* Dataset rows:
# # #

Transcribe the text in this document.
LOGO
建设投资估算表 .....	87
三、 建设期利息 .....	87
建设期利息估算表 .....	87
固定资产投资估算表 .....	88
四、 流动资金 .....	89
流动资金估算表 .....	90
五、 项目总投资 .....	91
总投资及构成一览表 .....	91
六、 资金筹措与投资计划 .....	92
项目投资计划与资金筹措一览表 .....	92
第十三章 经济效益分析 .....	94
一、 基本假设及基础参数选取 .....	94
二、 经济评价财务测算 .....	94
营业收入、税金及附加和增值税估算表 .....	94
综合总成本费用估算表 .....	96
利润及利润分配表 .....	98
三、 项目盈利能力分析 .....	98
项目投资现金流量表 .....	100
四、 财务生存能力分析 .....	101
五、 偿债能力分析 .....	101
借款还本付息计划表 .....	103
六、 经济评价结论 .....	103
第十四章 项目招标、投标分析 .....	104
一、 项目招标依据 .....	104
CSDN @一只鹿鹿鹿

# # #

* REQUIRED TASK: Provide an exact reproduction of all the entries shown above.

* CORRECT ANSWER:
Transcribe the text in this document.
LOGO
建设投资估算表 .....	87
三、 建设期利息 .....	87
建设期利息估算表 .....	87
固定资产投资估算表 .....	88
四、 流动资金 .....	89
流动资金估算表 .....	90
五、 项目总投资 .....	91
总投资及构成一览表 .....	91
六、 资金筹措与投资计划 .....	92
项目投资计划与资金筹措一览表 .....	92
第十三章 经济效益分析 .....	94
一、 基本假设及基础参数选取 .....	94
二、 经济评价财务测算 .....	94
营业收入、税金及附加和增值税估算表 .....	94
综合总成本费用估算表 .....	96
利润及利润分配表 .....	98
三、 项目盈利能力分析 .....	98
项目投资现金流量表 .....	100
四、 财务生存能力分析 .....	101
五、 偿债能力分析 .....	101
借款还本付息计划表 .....	103
六、 经济评价结论 .....	103
第十四章 项目招标、投标分析 .....	104
一、 项目招标依据 .....	104
CSDN @一只鹿鹿鹿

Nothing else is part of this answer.